> Brief
Return a copy of every line in the records that includes the word "shortcut".
[begin The records]
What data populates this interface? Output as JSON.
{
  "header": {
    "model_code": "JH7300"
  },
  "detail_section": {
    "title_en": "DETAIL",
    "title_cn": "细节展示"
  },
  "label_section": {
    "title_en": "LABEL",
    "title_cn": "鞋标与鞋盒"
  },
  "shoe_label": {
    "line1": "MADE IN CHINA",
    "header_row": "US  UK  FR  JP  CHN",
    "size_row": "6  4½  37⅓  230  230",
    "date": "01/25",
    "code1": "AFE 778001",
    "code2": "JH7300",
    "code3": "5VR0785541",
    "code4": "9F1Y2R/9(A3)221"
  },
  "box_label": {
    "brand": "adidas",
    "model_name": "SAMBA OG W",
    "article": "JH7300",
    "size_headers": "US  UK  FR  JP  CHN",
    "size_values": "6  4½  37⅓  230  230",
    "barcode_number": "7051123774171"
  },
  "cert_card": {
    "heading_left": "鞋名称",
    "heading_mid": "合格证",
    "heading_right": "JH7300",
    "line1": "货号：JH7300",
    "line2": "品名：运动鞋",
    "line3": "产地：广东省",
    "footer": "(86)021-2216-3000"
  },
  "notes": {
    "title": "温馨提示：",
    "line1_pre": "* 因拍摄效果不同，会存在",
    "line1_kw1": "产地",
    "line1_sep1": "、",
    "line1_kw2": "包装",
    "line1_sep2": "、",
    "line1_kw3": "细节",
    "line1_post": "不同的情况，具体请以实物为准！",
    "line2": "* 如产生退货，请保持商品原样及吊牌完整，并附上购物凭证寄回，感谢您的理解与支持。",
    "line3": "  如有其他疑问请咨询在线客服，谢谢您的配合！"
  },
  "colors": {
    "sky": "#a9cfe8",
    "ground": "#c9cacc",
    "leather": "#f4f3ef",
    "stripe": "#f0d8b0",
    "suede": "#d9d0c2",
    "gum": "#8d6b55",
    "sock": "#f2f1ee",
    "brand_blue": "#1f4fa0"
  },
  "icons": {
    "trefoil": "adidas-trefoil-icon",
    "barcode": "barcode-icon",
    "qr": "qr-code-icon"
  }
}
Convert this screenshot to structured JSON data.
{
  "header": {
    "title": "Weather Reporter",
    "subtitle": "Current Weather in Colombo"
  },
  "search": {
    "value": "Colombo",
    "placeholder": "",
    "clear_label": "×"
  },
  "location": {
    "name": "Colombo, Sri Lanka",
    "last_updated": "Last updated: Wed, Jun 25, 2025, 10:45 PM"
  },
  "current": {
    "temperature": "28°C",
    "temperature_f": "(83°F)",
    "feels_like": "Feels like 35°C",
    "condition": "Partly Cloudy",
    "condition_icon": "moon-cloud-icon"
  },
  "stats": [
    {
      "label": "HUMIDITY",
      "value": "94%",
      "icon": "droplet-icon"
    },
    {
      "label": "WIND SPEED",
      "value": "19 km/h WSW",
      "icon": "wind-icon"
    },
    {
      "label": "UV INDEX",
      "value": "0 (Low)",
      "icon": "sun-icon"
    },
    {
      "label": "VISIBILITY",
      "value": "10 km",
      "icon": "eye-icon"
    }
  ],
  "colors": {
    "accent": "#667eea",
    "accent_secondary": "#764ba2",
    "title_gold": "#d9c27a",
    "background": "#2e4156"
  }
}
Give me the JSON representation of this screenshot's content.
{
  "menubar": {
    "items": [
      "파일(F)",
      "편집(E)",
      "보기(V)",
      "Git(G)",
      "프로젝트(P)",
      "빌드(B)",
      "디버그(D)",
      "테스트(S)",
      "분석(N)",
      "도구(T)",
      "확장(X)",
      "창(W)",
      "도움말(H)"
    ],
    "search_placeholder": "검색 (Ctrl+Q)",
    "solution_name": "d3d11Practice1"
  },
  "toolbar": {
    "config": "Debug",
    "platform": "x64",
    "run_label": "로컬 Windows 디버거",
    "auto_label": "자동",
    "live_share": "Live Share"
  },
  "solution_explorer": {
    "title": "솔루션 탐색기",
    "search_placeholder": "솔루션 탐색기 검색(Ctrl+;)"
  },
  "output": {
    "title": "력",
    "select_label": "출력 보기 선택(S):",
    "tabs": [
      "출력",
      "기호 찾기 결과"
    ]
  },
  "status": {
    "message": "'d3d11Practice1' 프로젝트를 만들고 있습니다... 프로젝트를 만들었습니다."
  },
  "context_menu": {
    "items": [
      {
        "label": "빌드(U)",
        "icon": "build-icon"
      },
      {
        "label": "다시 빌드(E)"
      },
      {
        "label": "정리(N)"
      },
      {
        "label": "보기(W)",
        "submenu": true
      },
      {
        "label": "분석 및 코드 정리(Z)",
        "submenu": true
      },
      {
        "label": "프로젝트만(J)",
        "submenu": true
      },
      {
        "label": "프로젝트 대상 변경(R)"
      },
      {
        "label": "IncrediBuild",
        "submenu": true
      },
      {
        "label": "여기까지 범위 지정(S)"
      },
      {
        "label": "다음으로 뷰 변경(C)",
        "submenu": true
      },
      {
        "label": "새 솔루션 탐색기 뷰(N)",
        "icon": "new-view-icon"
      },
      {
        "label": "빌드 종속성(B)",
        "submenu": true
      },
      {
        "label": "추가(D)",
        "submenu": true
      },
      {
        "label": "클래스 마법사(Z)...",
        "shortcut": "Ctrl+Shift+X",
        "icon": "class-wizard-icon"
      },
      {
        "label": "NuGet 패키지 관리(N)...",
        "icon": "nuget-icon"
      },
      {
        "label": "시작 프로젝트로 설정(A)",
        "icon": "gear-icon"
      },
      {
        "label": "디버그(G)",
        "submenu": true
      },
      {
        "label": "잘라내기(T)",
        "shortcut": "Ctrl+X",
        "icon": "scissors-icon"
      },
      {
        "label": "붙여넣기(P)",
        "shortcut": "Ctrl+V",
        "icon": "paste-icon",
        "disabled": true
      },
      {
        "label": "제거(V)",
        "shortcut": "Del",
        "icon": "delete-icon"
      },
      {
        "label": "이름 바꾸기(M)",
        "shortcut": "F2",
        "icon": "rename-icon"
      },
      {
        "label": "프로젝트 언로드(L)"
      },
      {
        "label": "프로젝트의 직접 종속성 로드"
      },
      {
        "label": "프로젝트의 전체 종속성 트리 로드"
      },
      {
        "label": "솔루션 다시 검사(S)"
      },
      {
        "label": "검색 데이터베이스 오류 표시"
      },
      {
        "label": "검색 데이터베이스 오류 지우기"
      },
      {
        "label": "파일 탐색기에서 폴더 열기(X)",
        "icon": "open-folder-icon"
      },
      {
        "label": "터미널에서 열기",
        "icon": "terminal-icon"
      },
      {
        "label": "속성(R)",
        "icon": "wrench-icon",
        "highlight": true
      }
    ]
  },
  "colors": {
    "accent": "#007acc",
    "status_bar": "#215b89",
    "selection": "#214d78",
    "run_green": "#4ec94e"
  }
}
[end The records]
> The answer
        "shortcut": "Ctrl+Shift+X",
        "shortcut": "Ctrl+X",
        "shortcut": "Ctrl+V",
        "shortcut": "Del",
        "shortcut": "F2",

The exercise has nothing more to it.